[Begin Source data]

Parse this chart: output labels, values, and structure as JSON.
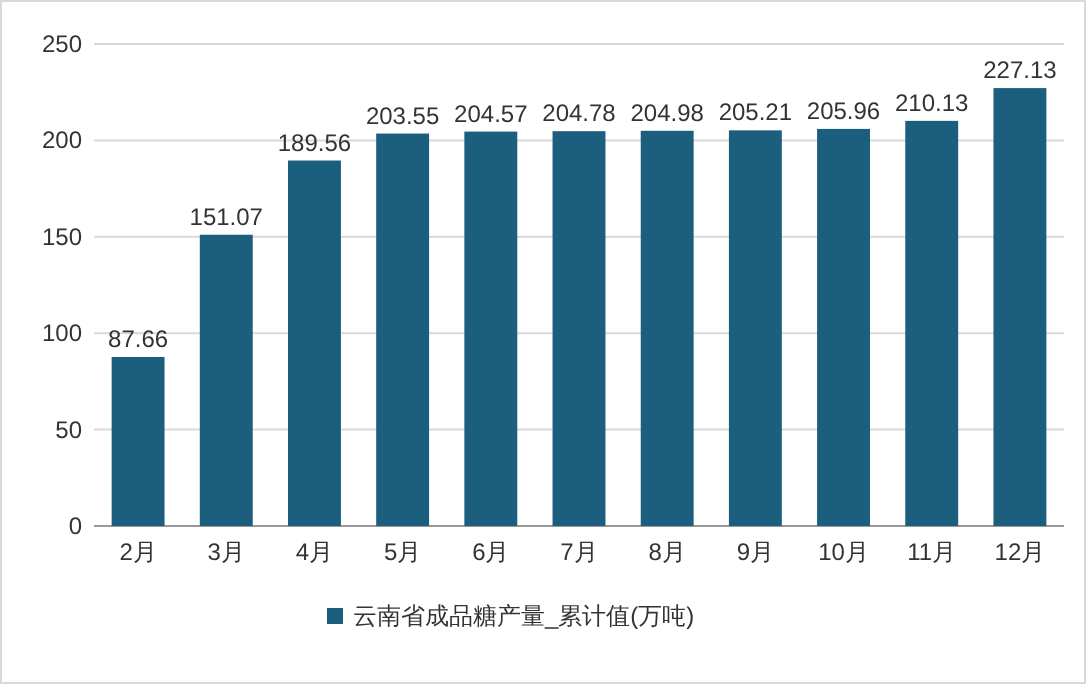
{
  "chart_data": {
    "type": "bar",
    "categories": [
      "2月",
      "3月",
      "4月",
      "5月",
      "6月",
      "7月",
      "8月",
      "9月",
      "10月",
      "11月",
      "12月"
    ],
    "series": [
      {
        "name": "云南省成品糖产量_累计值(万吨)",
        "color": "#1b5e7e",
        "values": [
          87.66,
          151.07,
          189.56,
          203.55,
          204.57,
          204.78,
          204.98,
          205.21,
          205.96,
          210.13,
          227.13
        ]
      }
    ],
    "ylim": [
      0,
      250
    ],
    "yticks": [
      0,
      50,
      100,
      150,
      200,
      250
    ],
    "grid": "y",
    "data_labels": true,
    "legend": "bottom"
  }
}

[End Source data]

Pictures are excluded; copy every other part of the records exactly.

- [Answer for the task]:
Parse this chart: output labels, values, and structure as JSON.
{
  "chart_data": {
    "type": "bar",
    "categories": [
      "2月",
      "3月",
      "4月",
      "5月",
      "6月",
      "7月",
      "8月",
      "9月",
      "10月",
      "11月",
      "12月"
    ],
    "series": [
      {
        "name": "云南省成品糖产量_累计值(万吨)",
        "color": "#1b5e7e",
        "values": [
          87.66,
          151.07,
          189.56,
          203.55,
          204.57,
          204.78,
          204.98,
          205.21,
          205.96,
          210.13,
          227.13
        ]
      }
    ],
    "ylim": [
      0,
      250
    ],
    "yticks": [
      0,
      50,
      100,
      150,
      200,
      250
    ],
    "grid": "y",
    "data_labels": true,
    "legend": "bottom"
  }
}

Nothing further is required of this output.